> WHAT YOU WILL DO:
Among the records below, find the lines containing "ylabel" and state only how many there are.

> DATA PROVIDED:
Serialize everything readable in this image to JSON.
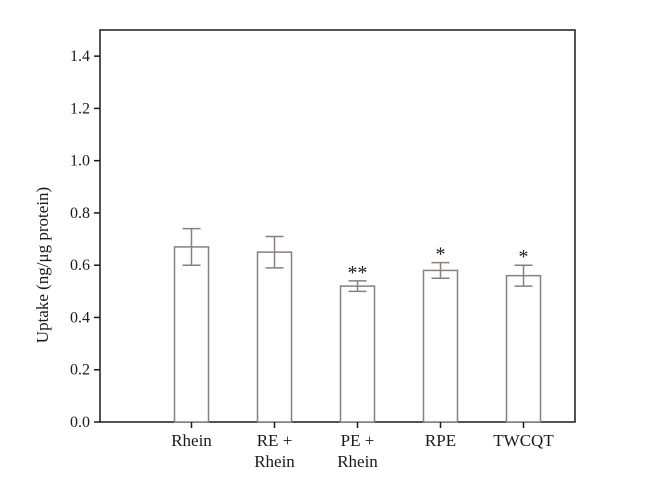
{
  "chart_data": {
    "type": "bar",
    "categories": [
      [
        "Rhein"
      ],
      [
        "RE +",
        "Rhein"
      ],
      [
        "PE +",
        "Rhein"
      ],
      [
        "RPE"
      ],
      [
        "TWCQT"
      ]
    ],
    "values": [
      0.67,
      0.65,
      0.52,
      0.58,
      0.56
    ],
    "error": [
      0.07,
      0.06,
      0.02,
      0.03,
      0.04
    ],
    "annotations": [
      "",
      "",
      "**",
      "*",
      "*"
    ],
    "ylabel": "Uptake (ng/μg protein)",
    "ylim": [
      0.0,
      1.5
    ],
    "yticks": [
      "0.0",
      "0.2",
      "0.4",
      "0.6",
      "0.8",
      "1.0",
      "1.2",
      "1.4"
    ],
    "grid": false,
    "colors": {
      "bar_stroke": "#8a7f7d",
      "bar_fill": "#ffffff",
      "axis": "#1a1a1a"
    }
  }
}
--
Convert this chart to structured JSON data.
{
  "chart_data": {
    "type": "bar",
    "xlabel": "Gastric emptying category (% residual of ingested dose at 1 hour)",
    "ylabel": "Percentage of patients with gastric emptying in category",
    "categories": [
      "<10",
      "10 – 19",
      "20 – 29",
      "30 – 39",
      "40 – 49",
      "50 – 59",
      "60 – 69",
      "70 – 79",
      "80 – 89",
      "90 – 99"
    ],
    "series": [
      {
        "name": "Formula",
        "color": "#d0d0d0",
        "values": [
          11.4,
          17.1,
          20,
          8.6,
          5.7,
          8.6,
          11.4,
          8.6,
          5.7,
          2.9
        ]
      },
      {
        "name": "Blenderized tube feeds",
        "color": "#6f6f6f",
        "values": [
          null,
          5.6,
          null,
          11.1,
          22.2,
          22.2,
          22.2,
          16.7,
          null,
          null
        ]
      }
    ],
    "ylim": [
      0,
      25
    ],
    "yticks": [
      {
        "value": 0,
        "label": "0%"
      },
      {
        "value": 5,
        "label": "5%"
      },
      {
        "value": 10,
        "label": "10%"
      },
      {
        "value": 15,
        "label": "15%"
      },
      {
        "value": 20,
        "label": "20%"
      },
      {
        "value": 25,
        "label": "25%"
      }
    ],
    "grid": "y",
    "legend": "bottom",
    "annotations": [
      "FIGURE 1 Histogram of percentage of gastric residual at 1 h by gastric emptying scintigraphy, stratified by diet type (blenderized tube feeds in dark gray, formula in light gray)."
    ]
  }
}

> EXERCISE OUTPUT:
2